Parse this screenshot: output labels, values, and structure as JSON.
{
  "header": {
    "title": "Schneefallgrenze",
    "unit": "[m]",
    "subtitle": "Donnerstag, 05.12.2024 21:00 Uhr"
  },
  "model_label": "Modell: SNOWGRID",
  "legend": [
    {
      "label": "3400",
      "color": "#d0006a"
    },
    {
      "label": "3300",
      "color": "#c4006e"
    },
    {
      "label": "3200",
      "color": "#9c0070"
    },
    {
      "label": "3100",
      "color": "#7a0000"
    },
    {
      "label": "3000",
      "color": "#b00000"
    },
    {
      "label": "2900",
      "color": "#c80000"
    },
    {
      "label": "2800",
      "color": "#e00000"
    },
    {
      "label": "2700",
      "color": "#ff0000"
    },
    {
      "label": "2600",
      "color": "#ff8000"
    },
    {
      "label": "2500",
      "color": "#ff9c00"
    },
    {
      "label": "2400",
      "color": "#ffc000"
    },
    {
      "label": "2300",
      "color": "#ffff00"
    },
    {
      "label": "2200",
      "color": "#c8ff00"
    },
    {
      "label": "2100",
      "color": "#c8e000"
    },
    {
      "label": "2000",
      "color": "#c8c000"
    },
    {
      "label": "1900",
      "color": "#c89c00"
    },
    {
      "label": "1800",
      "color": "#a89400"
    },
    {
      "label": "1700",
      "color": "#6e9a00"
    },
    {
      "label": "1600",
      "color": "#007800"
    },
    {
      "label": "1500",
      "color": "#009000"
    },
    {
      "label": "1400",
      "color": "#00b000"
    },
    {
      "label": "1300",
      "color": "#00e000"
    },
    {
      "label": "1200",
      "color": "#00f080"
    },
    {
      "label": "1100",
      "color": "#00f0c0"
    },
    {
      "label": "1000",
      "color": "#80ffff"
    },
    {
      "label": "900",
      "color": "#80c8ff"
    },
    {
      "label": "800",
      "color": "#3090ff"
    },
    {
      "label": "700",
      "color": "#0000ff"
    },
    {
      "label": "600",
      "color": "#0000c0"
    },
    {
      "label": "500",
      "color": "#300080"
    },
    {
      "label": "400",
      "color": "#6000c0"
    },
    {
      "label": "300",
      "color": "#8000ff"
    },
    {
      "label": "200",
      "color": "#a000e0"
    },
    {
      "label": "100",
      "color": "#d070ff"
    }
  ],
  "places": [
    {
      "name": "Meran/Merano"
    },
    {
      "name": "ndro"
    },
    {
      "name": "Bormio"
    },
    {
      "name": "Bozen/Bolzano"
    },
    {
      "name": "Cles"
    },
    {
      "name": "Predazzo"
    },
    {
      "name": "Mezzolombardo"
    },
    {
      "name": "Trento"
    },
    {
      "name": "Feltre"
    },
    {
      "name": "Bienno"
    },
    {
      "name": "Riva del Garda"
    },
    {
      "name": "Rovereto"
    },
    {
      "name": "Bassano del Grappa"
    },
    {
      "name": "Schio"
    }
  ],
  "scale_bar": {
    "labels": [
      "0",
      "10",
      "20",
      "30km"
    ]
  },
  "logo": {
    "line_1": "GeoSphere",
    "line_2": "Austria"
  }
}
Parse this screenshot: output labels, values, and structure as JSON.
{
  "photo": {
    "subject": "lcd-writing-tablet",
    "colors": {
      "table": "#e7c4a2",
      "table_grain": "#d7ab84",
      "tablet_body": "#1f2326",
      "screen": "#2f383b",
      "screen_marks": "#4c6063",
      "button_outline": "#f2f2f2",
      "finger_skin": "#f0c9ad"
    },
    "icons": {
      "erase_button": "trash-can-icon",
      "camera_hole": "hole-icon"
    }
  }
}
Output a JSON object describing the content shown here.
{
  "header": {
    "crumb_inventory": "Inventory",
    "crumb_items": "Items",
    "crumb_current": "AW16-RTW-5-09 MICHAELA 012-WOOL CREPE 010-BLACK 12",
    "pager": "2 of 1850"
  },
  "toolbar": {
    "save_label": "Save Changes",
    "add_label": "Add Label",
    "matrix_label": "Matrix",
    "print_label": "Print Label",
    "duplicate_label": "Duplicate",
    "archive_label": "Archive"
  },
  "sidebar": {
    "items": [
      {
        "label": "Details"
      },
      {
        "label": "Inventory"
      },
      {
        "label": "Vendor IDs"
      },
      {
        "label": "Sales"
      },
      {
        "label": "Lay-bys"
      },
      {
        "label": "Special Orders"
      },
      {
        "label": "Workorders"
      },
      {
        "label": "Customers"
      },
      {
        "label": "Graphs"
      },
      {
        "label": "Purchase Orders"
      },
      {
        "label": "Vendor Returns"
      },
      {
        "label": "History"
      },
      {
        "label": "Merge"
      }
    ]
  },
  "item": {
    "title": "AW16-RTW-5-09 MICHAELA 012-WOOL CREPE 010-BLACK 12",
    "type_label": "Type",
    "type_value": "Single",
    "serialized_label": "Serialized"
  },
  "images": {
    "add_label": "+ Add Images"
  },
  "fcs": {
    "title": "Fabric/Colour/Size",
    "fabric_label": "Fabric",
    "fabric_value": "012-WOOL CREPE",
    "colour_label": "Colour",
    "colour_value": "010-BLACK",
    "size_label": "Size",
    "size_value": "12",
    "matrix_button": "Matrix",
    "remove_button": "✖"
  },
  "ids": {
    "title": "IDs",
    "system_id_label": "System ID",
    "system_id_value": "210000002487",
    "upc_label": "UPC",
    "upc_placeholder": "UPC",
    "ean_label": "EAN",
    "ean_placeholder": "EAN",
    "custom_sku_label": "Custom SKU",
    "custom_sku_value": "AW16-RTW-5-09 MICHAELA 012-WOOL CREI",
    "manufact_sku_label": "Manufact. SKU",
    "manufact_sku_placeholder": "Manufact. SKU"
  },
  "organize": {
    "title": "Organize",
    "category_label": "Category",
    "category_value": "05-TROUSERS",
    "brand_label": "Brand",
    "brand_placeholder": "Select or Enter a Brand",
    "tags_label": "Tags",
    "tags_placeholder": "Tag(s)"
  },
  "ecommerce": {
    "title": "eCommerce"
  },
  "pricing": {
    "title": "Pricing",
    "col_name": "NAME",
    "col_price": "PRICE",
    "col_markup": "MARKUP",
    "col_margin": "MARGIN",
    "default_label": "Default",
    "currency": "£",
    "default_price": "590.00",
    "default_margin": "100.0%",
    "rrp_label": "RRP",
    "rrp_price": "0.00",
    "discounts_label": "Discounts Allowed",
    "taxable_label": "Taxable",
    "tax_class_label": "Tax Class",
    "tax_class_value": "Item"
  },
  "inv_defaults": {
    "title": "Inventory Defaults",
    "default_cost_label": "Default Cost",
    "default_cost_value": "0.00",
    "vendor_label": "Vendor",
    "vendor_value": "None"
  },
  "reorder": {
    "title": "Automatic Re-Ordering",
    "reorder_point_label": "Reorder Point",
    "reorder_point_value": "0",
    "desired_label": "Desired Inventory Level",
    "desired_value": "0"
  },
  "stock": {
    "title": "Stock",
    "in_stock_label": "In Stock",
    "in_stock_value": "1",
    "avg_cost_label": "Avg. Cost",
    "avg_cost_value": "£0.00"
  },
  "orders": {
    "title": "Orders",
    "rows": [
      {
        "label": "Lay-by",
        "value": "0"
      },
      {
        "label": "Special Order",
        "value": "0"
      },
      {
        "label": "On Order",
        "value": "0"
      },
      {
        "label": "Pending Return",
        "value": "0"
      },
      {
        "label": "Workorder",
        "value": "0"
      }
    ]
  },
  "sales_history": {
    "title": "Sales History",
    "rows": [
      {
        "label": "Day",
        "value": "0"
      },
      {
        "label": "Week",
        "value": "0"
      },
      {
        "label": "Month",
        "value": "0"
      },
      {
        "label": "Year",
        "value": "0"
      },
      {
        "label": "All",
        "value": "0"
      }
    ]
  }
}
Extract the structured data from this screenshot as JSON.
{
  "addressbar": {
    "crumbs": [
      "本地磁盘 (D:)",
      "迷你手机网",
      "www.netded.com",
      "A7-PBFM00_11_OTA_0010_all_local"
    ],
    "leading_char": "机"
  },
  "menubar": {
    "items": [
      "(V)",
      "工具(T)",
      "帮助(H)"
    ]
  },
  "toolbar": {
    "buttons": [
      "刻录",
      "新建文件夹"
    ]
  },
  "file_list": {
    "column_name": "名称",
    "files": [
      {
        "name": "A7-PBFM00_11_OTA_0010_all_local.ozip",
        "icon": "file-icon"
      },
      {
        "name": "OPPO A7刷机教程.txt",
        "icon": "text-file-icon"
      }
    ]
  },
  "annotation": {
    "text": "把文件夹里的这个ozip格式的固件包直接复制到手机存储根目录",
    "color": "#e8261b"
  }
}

::::::

| SET TASK |
Using the listing above, pick out each line that contains the word "Special", then copy it.

| SOLUTION BELOW |
        "label": "Special Orders"
        "label": "Special Order",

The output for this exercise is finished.